Retype every entry in its entirety, without alteration.

Figure collection entries:
╔══

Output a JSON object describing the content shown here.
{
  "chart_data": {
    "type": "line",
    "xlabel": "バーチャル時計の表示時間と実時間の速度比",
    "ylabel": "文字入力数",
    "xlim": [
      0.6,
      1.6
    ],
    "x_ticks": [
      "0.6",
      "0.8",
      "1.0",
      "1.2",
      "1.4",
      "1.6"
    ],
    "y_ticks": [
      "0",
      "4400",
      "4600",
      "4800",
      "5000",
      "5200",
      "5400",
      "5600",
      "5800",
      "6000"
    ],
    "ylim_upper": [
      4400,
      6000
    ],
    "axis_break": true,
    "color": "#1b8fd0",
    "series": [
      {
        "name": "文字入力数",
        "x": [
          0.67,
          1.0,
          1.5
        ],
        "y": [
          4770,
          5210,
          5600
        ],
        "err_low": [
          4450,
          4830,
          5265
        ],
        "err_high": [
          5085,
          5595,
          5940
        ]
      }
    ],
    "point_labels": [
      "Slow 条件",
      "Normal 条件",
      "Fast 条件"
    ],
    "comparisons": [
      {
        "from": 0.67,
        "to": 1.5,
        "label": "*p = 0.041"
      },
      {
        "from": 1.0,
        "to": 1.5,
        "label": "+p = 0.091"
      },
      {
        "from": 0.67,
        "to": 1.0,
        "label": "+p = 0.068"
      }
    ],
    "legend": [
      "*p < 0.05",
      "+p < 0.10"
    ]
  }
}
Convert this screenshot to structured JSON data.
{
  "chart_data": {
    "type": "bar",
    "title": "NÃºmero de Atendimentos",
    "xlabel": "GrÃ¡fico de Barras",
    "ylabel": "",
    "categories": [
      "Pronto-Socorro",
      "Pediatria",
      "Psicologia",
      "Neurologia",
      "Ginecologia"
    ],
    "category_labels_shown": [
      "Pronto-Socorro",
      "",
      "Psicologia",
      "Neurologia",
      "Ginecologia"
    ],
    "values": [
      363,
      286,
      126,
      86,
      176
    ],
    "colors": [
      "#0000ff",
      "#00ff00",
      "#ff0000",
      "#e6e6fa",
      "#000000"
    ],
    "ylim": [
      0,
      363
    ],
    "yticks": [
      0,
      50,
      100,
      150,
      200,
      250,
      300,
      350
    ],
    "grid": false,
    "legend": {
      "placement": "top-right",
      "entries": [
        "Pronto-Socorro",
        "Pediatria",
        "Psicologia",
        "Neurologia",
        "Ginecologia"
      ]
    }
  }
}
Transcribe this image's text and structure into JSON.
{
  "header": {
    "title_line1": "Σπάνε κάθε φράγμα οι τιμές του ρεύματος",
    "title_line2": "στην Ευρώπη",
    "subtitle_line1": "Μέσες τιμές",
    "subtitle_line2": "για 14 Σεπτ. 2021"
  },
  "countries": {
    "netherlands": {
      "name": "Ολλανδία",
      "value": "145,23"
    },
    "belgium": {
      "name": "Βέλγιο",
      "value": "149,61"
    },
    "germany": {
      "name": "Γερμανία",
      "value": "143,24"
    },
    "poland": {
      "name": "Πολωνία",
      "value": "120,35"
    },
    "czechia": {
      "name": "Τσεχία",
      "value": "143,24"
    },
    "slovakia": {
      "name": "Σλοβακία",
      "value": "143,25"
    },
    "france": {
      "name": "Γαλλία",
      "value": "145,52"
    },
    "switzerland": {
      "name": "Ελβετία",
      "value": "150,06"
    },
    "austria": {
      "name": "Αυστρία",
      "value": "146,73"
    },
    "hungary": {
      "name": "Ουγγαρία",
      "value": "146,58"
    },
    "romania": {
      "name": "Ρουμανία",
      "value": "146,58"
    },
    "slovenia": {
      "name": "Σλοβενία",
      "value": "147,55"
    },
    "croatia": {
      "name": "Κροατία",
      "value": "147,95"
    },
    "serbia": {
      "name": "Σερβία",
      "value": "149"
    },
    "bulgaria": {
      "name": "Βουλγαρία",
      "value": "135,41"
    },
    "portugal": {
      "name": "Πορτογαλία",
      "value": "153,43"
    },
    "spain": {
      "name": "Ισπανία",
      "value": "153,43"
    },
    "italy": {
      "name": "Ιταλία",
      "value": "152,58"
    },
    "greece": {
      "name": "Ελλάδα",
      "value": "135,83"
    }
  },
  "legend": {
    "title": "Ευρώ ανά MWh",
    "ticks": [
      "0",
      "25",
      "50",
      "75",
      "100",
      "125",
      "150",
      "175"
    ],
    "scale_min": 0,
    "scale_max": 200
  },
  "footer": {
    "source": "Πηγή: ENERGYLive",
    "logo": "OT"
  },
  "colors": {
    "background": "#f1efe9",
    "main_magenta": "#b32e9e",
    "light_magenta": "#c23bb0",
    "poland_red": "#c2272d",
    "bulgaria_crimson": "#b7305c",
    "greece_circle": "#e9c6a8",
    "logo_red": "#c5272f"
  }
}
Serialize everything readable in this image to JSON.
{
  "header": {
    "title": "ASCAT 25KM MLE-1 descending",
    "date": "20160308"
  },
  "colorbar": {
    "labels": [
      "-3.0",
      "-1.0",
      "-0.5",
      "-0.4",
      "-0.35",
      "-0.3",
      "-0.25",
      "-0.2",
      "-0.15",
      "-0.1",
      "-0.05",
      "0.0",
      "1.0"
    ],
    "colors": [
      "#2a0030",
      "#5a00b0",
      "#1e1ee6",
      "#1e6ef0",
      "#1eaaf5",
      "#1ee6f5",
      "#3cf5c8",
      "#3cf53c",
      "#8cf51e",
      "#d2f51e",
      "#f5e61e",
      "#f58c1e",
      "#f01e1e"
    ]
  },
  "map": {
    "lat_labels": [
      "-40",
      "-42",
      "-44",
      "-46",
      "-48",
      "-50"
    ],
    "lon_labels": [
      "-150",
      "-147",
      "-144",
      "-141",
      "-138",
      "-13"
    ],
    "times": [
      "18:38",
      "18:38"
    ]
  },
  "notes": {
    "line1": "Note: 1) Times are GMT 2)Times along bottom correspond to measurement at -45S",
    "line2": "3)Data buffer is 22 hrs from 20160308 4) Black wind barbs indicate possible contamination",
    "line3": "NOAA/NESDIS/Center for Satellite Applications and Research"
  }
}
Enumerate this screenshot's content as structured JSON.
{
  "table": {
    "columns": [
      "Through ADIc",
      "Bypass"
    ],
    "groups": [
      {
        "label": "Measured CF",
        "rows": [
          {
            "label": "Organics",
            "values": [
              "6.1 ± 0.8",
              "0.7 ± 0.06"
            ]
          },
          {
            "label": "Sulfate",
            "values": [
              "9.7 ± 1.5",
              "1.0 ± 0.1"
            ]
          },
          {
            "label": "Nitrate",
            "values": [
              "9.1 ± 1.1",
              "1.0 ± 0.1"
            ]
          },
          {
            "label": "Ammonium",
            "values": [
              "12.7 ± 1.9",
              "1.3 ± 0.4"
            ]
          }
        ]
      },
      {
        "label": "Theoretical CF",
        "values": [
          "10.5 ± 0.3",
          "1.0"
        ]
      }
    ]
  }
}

╚══

The answer
Output a JSON object describing the content shown here.
{
  "chart_data": {
    "type": "line",
    "xlabel": "バーチャル時計の表示時間と実時間の速度比",
    "ylabel": "文字入力数",
    "xlim": [
      0.6,
      1.6
    ],
    "x_ticks": [
      "0.6",
      "0.8",
      "1.0",
      "1.2",
      "1.4",
      "1.6"
    ],
    "y_ticks": [
      "0",
      "4400",
      "4600",
      "4800",
      "5000",
      "5200",
      "5400",
      "5600",
      "5800",
      "6000"
    ],
    "ylim_upper": [
      4400,
      6000
    ],
    "axis_break": true,
    "color": "#1b8fd0",
    "series": [
      {
        "name": "文字入力数",
        "x": [
          0.67,
          1.0,
          1.5
        ],
        "y": [
          4770,
          5210,
          5600
        ],
        "err_low": [
          4450,
          4830,
          5265
        ],
        "err_high": [
          5085,
          5595,
          5940
        ]
      }
    ],
    "point_labels": [
      "Slow 条件",
      "Normal 条件",
      "Fast 条件"
    ],
    "comparisons": [
      {
        "from": 0.67,
        "to": 1.5,
        "label": "*p = 0.041"
      },
      {
        "from": 1.0,
        "to": 1.5,
        "label": "+p = 0.091"
      },
      {
        "from": 0.67,
        "to": 1.0,
        "label": "+p = 0.068"
      }
    ],
    "legend": [
      "*p < 0.05",
      "+p < 0.10"
    ]
  }
}
Convert this screenshot to structured JSON data.
{
  "chart_data": {
    "type": "bar",
    "title": "NÃºmero de Atendimentos",
    "xlabel": "GrÃ¡fico de Barras",
    "ylabel": "",
    "categories": [
      "Pronto-Socorro",
      "Pediatria",
      "Psicologia",
      "Neurologia",
      "Ginecologia"
    ],
    "category_labels_shown": [
      "Pronto-Socorro",
      "",
      "Psicologia",
      "Neurologia",
      "Ginecologia"
    ],
    "values": [
      363,
      286,
      126,
      86,
      176
    ],
    "colors": [
      "#0000ff",
      "#00ff00",
      "#ff0000",
      "#e6e6fa",
      "#000000"
    ],
    "ylim": [
      0,
      363
    ],
    "yticks": [
      0,
      50,
      100,
      150,
      200,
      250,
      300,
      350
    ],
    "grid": false,
    "legend": {
      "placement": "top-right",
      "entries": [
        "Pronto-Socorro",
        "Pediatria",
        "Psicologia",
        "Neurologia",
        "Ginecologia"
      ]
    }
  }
}
Transcribe this image's text and structure into JSON.
{
  "header": {
    "title_line1": "Σπάνε κάθε φράγμα οι τιμές του ρεύματος",
    "title_line2": "στην Ευρώπη",
    "subtitle_line1": "Μέσες τιμές",
    "subtitle_line2": "για 14 Σεπτ. 2021"
  },
  "countries": {
    "netherlands": {
      "name": "Ολλανδία",
      "value": "145,23"
    },
    "belgium": {
      "name": "Βέλγιο",
      "value": "149,61"
    },
    "germany": {
      "name": "Γερμανία",
      "value": "143,24"
    },
    "poland": {
      "name": "Πολωνία",
      "value": "120,35"
    },
    "czechia": {
      "name": "Τσεχία",
      "value": "143,24"
    },
    "slovakia": {
      "name": "Σλοβακία",
      "value": "143,25"
    },
    "france": {
      "name": "Γαλλία",
      "value": "145,52"
    },
    "switzerland": {
      "name": "Ελβετία",
      "value": "150,06"
    },
    "austria": {
      "name": "Αυστρία",
      "value": "146,73"
    },
    "hungary": {
      "name": "Ουγγαρία",
      "value": "146,58"
    },
    "romania": {
      "name": "Ρουμανία",
      "value": "146,58"
    },
    "slovenia": {
      "name": "Σλοβενία",
      "value": "147,55"
    },
    "croatia": {
      "name": "Κροατία",
      "value": "147,95"
    },
    "serbia": {
      "name": "Σερβία",
      "value": "149"
    },
    "bulgaria": {
      "name": "Βουλγαρία",
      "value": "135,41"
    },
    "portugal": {
      "name": "Πορτογαλία",
      "value": "153,43"
    },
    "spain": {
      "name": "Ισπανία",
      "value": "153,43"
    },
    "italy": {
      "name": "Ιταλία",
      "value": "152,58"
    },
    "greece": {
      "name": "Ελλάδα",
      "value": "135,83"
    }
  },
  "legend": {
    "title": "Ευρώ ανά MWh",
    "ticks": [
      "0",
      "25",
      "50",
      "75",
      "100",
      "125",
      "150",
      "175"
    ],
    "scale_min": 0,
    "scale_max": 200
  },
  "footer": {
    "source": "Πηγή: ENERGYLive",
    "logo": "OT"
  },
  "colors": {
    "background": "#f1efe9",
    "main_magenta": "#b32e9e",
    "light_magenta": "#c23bb0",
    "poland_red": "#c2272d",
    "bulgaria_crimson": "#b7305c",
    "greece_circle": "#e9c6a8",
    "logo_red": "#c5272f"
  }
}
Serialize everything readable in this image to JSON.
{
  "header": {
    "title": "ASCAT 25KM MLE-1 descending",
    "date": "20160308"
  },
  "colorbar": {
    "labels": [
      "-3.0",
      "-1.0",
      "-0.5",
      "-0.4",
      "-0.35",
      "-0.3",
      "-0.25",
      "-0.2",
      "-0.15",
      "-0.1",
      "-0.05",
      "0.0",
      "1.0"
    ],
    "colors": [
      "#2a0030",
      "#5a00b0",
      "#1e1ee6",
      "#1e6ef0",
      "#1eaaf5",
      "#1ee6f5",
      "#3cf5c8",
      "#3cf53c",
      "#8cf51e",
      "#d2f51e",
      "#f5e61e",
      "#f58c1e",
      "#f01e1e"
    ]
  },
  "map": {
    "lat_labels": [
      "-40",
      "-42",
      "-44",
      "-46",
      "-48",
      "-50"
    ],
    "lon_labels": [
      "-150",
      "-147",
      "-144",
      "-141",
      "-138",
      "-13"
    ],
    "times": [
      "18:38",
      "18:38"
    ]
  },
  "notes": {
    "line1": "Note: 1) Times are GMT 2)Times along bottom correspond to measurement at -45S",
    "line2": "3)Data buffer is 22 hrs from 20160308 4) Black wind barbs indicate possible contamination",
    "line3": "NOAA/NESDIS/Center for Satellite Applications and Research"
  }
}
Enumerate this screenshot's content as structured JSON.
{
  "table": {
    "columns": [
      "Through ADIc",
      "Bypass"
    ],
    "groups": [
      {
        "label": "Measured CF",
        "rows": [
          {
            "label": "Organics",
            "values": [
              "6.1 ± 0.8",
              "0.7 ± 0.06"
            ]
          },
          {
            "label": "Sulfate",
            "values": [
              "9.7 ± 1.5",
              "1.0 ± 0.1"
            ]
          },
          {
            "label": "Nitrate",
            "values": [
              "9.1 ± 1.1",
              "1.0 ± 0.1"
            ]
          },
          {
            "label": "Ammonium",
            "values": [
              "12.7 ± 1.9",
              "1.3 ± 0.4"
            ]
          }
        ]
      },
      {
        "label": "Theoretical CF",
        "values": [
          "10.5 ± 0.3",
          "1.0"
        ]
      }
    ]
  }
}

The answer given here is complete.